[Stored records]
########
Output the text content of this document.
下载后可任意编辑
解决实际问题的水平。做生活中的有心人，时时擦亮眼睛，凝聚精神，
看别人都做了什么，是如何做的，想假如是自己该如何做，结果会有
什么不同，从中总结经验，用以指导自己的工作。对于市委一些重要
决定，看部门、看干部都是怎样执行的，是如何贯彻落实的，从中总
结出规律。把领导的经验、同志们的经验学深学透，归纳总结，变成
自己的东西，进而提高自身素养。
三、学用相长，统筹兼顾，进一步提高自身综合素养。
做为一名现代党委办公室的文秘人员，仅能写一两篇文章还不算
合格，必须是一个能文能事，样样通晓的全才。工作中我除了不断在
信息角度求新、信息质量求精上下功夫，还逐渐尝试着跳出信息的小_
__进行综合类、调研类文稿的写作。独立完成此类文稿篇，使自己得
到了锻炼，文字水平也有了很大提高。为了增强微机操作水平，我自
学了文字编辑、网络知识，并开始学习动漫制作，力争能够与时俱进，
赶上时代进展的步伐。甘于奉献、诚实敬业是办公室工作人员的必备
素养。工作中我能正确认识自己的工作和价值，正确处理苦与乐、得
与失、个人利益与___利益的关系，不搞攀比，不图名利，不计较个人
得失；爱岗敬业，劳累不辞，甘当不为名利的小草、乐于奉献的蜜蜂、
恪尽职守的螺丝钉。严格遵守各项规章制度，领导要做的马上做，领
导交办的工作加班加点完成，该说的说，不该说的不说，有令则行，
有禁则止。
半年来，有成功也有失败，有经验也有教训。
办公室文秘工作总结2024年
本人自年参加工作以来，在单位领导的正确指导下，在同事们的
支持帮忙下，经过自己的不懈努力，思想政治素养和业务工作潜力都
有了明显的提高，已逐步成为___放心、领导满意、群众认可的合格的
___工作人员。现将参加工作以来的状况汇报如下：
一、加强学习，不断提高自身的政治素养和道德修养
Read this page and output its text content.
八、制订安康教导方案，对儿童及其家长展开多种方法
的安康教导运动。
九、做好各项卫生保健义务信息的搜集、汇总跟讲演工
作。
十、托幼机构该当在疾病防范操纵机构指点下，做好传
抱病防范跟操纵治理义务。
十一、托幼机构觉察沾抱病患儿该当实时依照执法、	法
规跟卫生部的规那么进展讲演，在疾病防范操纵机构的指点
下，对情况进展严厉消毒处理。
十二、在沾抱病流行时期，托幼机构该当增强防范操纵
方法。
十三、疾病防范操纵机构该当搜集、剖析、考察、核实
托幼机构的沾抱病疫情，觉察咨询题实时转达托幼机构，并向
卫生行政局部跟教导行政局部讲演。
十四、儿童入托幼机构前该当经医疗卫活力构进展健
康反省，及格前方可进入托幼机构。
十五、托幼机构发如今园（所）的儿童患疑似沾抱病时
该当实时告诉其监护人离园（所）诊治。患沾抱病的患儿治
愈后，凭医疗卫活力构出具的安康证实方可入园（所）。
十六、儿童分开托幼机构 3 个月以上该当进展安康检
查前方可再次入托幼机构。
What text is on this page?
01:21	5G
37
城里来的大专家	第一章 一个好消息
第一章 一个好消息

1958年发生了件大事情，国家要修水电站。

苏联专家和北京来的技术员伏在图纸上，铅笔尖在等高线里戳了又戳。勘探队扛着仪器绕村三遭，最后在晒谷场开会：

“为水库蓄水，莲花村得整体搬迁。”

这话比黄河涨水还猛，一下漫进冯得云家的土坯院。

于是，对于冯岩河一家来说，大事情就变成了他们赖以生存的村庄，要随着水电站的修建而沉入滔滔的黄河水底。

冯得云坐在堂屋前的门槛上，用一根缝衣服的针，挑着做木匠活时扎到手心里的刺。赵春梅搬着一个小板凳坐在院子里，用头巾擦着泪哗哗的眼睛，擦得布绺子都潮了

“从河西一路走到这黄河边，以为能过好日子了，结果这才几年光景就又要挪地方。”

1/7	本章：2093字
########
TASK DESCRIPTION: The whole listing above needs to be written out again exactly.

WRITTEN RESPONSE:
Output the text content of this document.
下载后可任意编辑
解决实际问题的水平。做生活中的有心人，时时擦亮眼睛，凝聚精神，
看别人都做了什么，是如何做的，想假如是自己该如何做，结果会有
什么不同，从中总结经验，用以指导自己的工作。对于市委一些重要
决定，看部门、看干部都是怎样执行的，是如何贯彻落实的，从中总
结出规律。把领导的经验、同志们的经验学深学透，归纳总结，变成
自己的东西，进而提高自身素养。
三、学用相长，统筹兼顾，进一步提高自身综合素养。
做为一名现代党委办公室的文秘人员，仅能写一两篇文章还不算
合格，必须是一个能文能事，样样通晓的全才。工作中我除了不断在
信息角度求新、信息质量求精上下功夫，还逐渐尝试着跳出信息的小_
__进行综合类、调研类文稿的写作。独立完成此类文稿篇，使自己得
到了锻炼，文字水平也有了很大提高。为了增强微机操作水平，我自
学了文字编辑、网络知识，并开始学习动漫制作，力争能够与时俱进，
赶上时代进展的步伐。甘于奉献、诚实敬业是办公室工作人员的必备
素养。工作中我能正确认识自己的工作和价值，正确处理苦与乐、得
与失、个人利益与___利益的关系，不搞攀比，不图名利，不计较个人
得失；爱岗敬业，劳累不辞，甘当不为名利的小草、乐于奉献的蜜蜂、
恪尽职守的螺丝钉。严格遵守各项规章制度，领导要做的马上做，领
导交办的工作加班加点完成，该说的说，不该说的不说，有令则行，
有禁则止。
半年来，有成功也有失败，有经验也有教训。
办公室文秘工作总结2024年
本人自年参加工作以来，在单位领导的正确指导下，在同事们的
支持帮忙下，经过自己的不懈努力，思想政治素养和业务工作潜力都
有了明显的提高，已逐步成为___放心、领导满意、群众认可的合格的
___工作人员。现将参加工作以来的状况汇报如下：
一、加强学习，不断提高自身的政治素养和道德修养
Read this page and output its text content.
八、制订安康教导方案，对儿童及其家长展开多种方法
的安康教导运动。
九、做好各项卫生保健义务信息的搜集、汇总跟讲演工
作。
十、托幼机构该当在疾病防范操纵机构指点下，做好传
抱病防范跟操纵治理义务。
十一、托幼机构觉察沾抱病患儿该当实时依照执法、	法
规跟卫生部的规那么进展讲演，在疾病防范操纵机构的指点
下，对情况进展严厉消毒处理。
十二、在沾抱病流行时期，托幼机构该当增强防范操纵
方法。
十三、疾病防范操纵机构该当搜集、剖析、考察、核实
托幼机构的沾抱病疫情，觉察咨询题实时转达托幼机构，并向
卫生行政局部跟教导行政局部讲演。
十四、儿童入托幼机构前该当经医疗卫活力构进展健
康反省，及格前方可进入托幼机构。
十五、托幼机构发如今园（所）的儿童患疑似沾抱病时
该当实时告诉其监护人离园（所）诊治。患沾抱病的患儿治
愈后，凭医疗卫活力构出具的安康证实方可入园（所）。
十六、儿童分开托幼机构 3 个月以上该当进展安康检
查前方可再次入托幼机构。
What text is on this page?
01:21	5G
37
城里来的大专家	第一章 一个好消息
第一章 一个好消息

1958年发生了件大事情，国家要修水电站。

苏联专家和北京来的技术员伏在图纸上，铅笔尖在等高线里戳了又戳。勘探队扛着仪器绕村三遭，最后在晒谷场开会：

“为水库蓄水，莲花村得整体搬迁。”

这话比黄河涨水还猛，一下漫进冯得云家的土坯院。

于是，对于冯岩河一家来说，大事情就变成了他们赖以生存的村庄，要随着水电站的修建而沉入滔滔的黄河水底。

冯得云坐在堂屋前的门槛上，用一根缝衣服的针，挑着做木匠活时扎到手心里的刺。赵春梅搬着一个小板凳坐在院子里，用头巾擦着泪哗哗的眼睛，擦得布绺子都潮了

“从河西一路走到这黄河边，以为能过好日子了，结果这才几年光景就又要挪地方。”

1/7	本章：2093字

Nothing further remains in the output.